Records from a dataset:
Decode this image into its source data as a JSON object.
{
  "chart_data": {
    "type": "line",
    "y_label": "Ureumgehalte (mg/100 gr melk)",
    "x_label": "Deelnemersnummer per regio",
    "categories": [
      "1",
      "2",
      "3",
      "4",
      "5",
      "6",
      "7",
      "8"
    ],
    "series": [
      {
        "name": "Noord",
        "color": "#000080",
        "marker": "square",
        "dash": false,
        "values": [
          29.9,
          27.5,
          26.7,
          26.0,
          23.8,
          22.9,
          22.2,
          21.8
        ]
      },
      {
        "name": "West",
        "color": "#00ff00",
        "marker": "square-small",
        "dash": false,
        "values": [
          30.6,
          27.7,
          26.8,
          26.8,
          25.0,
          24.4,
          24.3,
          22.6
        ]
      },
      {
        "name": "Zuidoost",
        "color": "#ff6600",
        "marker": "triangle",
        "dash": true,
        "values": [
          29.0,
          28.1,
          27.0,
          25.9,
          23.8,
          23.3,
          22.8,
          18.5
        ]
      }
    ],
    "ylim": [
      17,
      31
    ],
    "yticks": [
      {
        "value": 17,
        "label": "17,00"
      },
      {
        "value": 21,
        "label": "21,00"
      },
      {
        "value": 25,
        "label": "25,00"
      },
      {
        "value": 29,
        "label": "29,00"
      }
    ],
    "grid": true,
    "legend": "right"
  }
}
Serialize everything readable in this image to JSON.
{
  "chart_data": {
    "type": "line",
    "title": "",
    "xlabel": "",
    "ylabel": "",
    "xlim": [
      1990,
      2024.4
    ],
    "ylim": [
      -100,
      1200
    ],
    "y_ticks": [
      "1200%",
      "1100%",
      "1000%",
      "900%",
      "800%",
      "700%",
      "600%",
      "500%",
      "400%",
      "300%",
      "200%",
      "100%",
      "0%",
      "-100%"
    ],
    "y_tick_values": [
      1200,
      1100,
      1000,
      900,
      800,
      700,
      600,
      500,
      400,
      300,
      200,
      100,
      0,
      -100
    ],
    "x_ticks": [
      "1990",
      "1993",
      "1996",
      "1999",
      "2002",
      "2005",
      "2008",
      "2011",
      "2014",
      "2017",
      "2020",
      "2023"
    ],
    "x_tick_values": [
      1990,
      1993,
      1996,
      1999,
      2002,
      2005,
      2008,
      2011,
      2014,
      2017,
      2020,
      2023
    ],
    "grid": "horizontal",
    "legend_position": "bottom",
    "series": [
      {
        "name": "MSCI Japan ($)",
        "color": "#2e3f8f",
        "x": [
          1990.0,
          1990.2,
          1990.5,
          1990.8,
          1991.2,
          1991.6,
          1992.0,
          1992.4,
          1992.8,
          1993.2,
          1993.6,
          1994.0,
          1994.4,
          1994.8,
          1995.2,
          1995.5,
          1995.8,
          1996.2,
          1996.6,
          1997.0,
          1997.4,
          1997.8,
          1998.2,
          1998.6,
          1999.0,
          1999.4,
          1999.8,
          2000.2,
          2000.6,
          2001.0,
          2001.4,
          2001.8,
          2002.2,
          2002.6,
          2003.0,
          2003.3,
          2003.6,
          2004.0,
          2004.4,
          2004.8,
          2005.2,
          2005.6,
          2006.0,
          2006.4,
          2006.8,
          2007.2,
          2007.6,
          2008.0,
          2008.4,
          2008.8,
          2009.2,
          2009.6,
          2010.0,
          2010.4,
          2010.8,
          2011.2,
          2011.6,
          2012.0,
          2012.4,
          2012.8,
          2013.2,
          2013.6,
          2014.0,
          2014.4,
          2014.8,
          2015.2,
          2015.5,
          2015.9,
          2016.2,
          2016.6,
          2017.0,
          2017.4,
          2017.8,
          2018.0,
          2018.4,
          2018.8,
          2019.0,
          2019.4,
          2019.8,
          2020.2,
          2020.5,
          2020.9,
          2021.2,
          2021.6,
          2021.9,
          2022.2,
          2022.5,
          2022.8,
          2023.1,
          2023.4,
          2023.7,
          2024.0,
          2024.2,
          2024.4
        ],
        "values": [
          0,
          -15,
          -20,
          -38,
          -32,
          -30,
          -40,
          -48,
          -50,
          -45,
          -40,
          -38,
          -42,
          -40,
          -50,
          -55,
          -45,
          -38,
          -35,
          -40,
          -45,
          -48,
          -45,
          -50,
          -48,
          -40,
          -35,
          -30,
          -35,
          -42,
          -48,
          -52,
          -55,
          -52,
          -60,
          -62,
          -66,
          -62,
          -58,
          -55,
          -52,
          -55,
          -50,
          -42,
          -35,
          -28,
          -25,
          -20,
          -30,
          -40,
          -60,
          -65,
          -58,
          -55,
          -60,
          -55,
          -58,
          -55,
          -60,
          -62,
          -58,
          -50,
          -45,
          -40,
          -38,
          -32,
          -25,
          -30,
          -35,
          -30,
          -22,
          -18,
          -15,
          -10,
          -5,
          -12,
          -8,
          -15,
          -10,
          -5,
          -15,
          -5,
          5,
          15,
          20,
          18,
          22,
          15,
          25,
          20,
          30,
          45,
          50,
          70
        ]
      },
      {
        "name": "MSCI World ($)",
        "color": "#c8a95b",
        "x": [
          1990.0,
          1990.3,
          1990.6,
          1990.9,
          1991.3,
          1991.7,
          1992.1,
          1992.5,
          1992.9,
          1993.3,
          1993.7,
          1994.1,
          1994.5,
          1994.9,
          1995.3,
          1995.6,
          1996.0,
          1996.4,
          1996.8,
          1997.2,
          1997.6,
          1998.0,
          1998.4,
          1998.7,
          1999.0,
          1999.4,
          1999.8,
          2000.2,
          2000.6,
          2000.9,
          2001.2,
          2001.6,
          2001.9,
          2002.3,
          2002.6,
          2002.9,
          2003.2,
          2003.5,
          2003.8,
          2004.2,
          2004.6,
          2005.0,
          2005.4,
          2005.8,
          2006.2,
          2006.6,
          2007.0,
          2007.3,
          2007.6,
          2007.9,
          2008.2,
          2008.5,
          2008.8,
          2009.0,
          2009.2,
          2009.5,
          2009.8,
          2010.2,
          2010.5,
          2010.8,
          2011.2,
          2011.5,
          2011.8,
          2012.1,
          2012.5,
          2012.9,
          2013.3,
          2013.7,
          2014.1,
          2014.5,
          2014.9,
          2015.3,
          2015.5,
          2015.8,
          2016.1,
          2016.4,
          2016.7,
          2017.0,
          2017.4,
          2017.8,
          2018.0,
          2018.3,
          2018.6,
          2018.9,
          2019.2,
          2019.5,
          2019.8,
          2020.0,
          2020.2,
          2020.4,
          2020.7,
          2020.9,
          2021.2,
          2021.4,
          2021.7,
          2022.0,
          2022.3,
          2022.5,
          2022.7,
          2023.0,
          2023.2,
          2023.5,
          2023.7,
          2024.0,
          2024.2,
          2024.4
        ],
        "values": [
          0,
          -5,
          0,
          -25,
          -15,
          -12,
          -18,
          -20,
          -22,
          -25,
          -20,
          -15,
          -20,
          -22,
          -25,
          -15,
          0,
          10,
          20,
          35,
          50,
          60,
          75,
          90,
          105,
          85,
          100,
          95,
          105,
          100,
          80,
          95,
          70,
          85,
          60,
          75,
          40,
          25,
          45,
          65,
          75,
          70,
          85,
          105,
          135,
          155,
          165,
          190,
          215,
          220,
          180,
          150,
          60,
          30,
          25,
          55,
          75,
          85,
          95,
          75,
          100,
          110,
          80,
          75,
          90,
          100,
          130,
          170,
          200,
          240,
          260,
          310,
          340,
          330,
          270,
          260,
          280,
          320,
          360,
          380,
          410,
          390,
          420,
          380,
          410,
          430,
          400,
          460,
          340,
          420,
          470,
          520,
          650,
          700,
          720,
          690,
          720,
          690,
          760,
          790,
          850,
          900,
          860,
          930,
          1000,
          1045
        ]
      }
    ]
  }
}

## Task statement
From the listing above, copy every line that includes the word "this".

## Task response
Decode this image into its source data as a JSON object.
Serialize everything readable in this image to JSON.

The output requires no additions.